## start

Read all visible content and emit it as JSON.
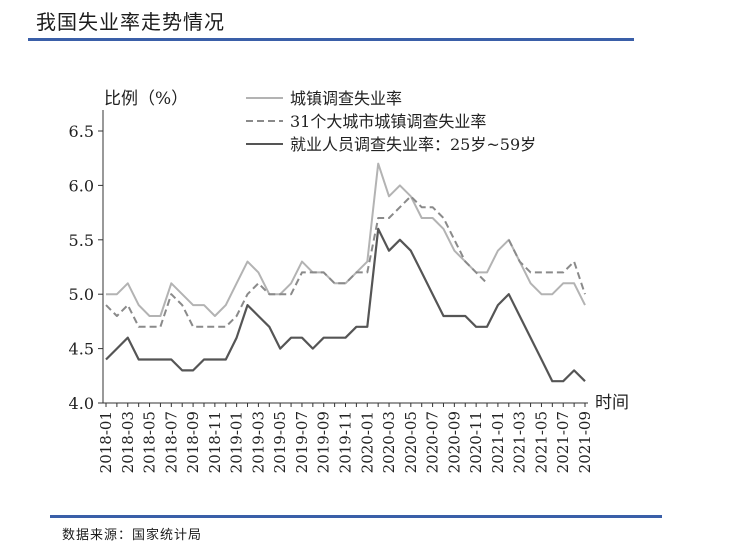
{
  "page": {
    "title": "我国失业率走势情况",
    "source": "数据来源：国家统计局"
  },
  "chart_data": {
    "type": "line",
    "ylabel": "比例（%）",
    "xlabel": "时间",
    "ylim": [
      4.0,
      6.5
    ],
    "yticks": [
      "4.0",
      "4.5",
      "5.0",
      "5.5",
      "6.0",
      "6.5"
    ],
    "grid": false,
    "legend_position": "top",
    "x": [
      "2018-01",
      "2018-02",
      "2018-03",
      "2018-04",
      "2018-05",
      "2018-06",
      "2018-07",
      "2018-08",
      "2018-09",
      "2018-10",
      "2018-11",
      "2018-12",
      "2019-01",
      "2019-02",
      "2019-03",
      "2019-04",
      "2019-05",
      "2019-06",
      "2019-07",
      "2019-08",
      "2019-09",
      "2019-10",
      "2019-11",
      "2019-12",
      "2020-01",
      "2020-02",
      "2020-03",
      "2020-04",
      "2020-05",
      "2020-06",
      "2020-07",
      "2020-08",
      "2020-09",
      "2020-10",
      "2020-11",
      "2020-12",
      "2021-01",
      "2021-02",
      "2021-03",
      "2021-04",
      "2021-05",
      "2021-06",
      "2021-07",
      "2021-08",
      "2021-09"
    ],
    "xtick_labels": [
      "2018-01",
      "2018-03",
      "2018-05",
      "2018-07",
      "2018-09",
      "2018-11",
      "2019-01",
      "2019-03",
      "2019-05",
      "2019-07",
      "2019-09",
      "2019-11",
      "2020-01",
      "2020-03",
      "2020-05",
      "2020-07",
      "2020-09",
      "2020-11",
      "2021-01",
      "2021-03",
      "2021-05",
      "2021-07",
      "2021-09"
    ],
    "series": [
      {
        "name": "城镇调查失业率",
        "color": "#b3b3b3",
        "dash": "solid",
        "values": [
          5.0,
          5.0,
          5.1,
          4.9,
          4.8,
          4.8,
          5.1,
          5.0,
          4.9,
          4.9,
          4.8,
          4.9,
          5.1,
          5.3,
          5.2,
          5.0,
          5.0,
          5.1,
          5.3,
          5.2,
          5.2,
          5.1,
          5.1,
          5.2,
          5.3,
          6.2,
          5.9,
          6.0,
          5.9,
          5.7,
          5.7,
          5.6,
          5.4,
          5.3,
          5.2,
          5.2,
          5.4,
          5.5,
          5.3,
          5.1,
          5.0,
          5.0,
          5.1,
          5.1,
          4.9
        ]
      },
      {
        "name": "31个大城市城镇调查失业率",
        "color": "#8a8a8a",
        "dash": "dashed",
        "values": [
          4.9,
          4.8,
          4.9,
          4.7,
          4.7,
          4.7,
          5.0,
          4.9,
          4.7,
          4.7,
          4.7,
          4.7,
          4.8,
          5.0,
          5.1,
          5.0,
          5.0,
          5.0,
          5.2,
          5.2,
          5.2,
          5.1,
          5.1,
          5.2,
          5.2,
          5.7,
          5.7,
          5.8,
          5.9,
          5.8,
          5.8,
          5.7,
          5.5,
          5.3,
          5.2,
          5.1,
          null,
          5.5,
          5.3,
          5.2,
          5.2,
          5.2,
          5.2,
          5.3,
          5.0
        ]
      },
      {
        "name": "就业人员调查失业率：25岁~59岁",
        "color": "#555555",
        "dash": "solid",
        "values": [
          4.4,
          4.5,
          4.6,
          4.4,
          4.4,
          4.4,
          4.4,
          4.3,
          4.3,
          4.4,
          4.4,
          4.4,
          4.6,
          4.9,
          4.8,
          4.7,
          4.5,
          4.6,
          4.6,
          4.5,
          4.6,
          4.6,
          4.6,
          4.7,
          4.7,
          5.6,
          5.4,
          5.5,
          5.4,
          5.2,
          5.0,
          4.8,
          4.8,
          4.8,
          4.7,
          4.7,
          4.9,
          5.0,
          4.8,
          4.6,
          4.4,
          4.2,
          4.2,
          4.3,
          4.2
        ]
      }
    ]
  }
}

## end

| To be done |
Restate the data above word for word. Do not include the images.

| Task result |
Read all visible content and emit it as JSON.
{
  "page": {
    "title": "我国失业率走势情况",
    "source": "数据来源：国家统计局"
  },
  "chart_data": {
    "type": "line",
    "ylabel": "比例（%）",
    "xlabel": "时间",
    "ylim": [
      4.0,
      6.5
    ],
    "yticks": [
      "4.0",
      "4.5",
      "5.0",
      "5.5",
      "6.0",
      "6.5"
    ],
    "grid": false,
    "legend_position": "top",
    "x": [
      "2018-01",
      "2018-02",
      "2018-03",
      "2018-04",
      "2018-05",
      "2018-06",
      "2018-07",
      "2018-08",
      "2018-09",
      "2018-10",
      "2018-11",
      "2018-12",
      "2019-01",
      "2019-02",
      "2019-03",
      "2019-04",
      "2019-05",
      "2019-06",
      "2019-07",
      "2019-08",
      "2019-09",
      "2019-10",
      "2019-11",
      "2019-12",
      "2020-01",
      "2020-02",
      "2020-03",
      "2020-04",
      "2020-05",
      "2020-06",
      "2020-07",
      "2020-08",
      "2020-09",
      "2020-10",
      "2020-11",
      "2020-12",
      "2021-01",
      "2021-02",
      "2021-03",
      "2021-04",
      "2021-05",
      "2021-06",
      "2021-07",
      "2021-08",
      "2021-09"
    ],
    "xtick_labels": [
      "2018-01",
      "2018-03",
      "2018-05",
      "2018-07",
      "2018-09",
      "2018-11",
      "2019-01",
      "2019-03",
      "2019-05",
      "2019-07",
      "2019-09",
      "2019-11",
      "2020-01",
      "2020-03",
      "2020-05",
      "2020-07",
      "2020-09",
      "2020-11",
      "2021-01",
      "2021-03",
      "2021-05",
      "2021-07",
      "2021-09"
    ],
    "series": [
      {
        "name": "城镇调查失业率",
        "color": "#b3b3b3",
        "dash": "solid",
        "values": [
          5.0,
          5.0,
          5.1,
          4.9,
          4.8,
          4.8,
          5.1,
          5.0,
          4.9,
          4.9,
          4.8,
          4.9,
          5.1,
          5.3,
          5.2,
          5.0,
          5.0,
          5.1,
          5.3,
          5.2,
          5.2,
          5.1,
          5.1,
          5.2,
          5.3,
          6.2,
          5.9,
          6.0,
          5.9,
          5.7,
          5.7,
          5.6,
          5.4,
          5.3,
          5.2,
          5.2,
          5.4,
          5.5,
          5.3,
          5.1,
          5.0,
          5.0,
          5.1,
          5.1,
          4.9
        ]
      },
      {
        "name": "31个大城市城镇调查失业率",
        "color": "#8a8a8a",
        "dash": "dashed",
        "values": [
          4.9,
          4.8,
          4.9,
          4.7,
          4.7,
          4.7,
          5.0,
          4.9,
          4.7,
          4.7,
          4.7,
          4.7,
          4.8,
          5.0,
          5.1,
          5.0,
          5.0,
          5.0,
          5.2,
          5.2,
          5.2,
          5.1,
          5.1,
          5.2,
          5.2,
          5.7,
          5.7,
          5.8,
          5.9,
          5.8,
          5.8,
          5.7,
          5.5,
          5.3,
          5.2,
          5.1,
          null,
          5.5,
          5.3,
          5.2,
          5.2,
          5.2,
          5.2,
          5.3,
          5.0
        ]
      },
      {
        "name": "就业人员调查失业率：25岁~59岁",
        "color": "#555555",
        "dash": "solid",
        "values": [
          4.4,
          4.5,
          4.6,
          4.4,
          4.4,
          4.4,
          4.4,
          4.3,
          4.3,
          4.4,
          4.4,
          4.4,
          4.6,
          4.9,
          4.8,
          4.7,
          4.5,
          4.6,
          4.6,
          4.5,
          4.6,
          4.6,
          4.6,
          4.7,
          4.7,
          5.6,
          5.4,
          5.5,
          5.4,
          5.2,
          5.0,
          4.8,
          4.8,
          4.8,
          4.7,
          4.7,
          4.9,
          5.0,
          4.8,
          4.6,
          4.4,
          4.2,
          4.2,
          4.3,
          4.2
        ]
      }
    ]
  }
}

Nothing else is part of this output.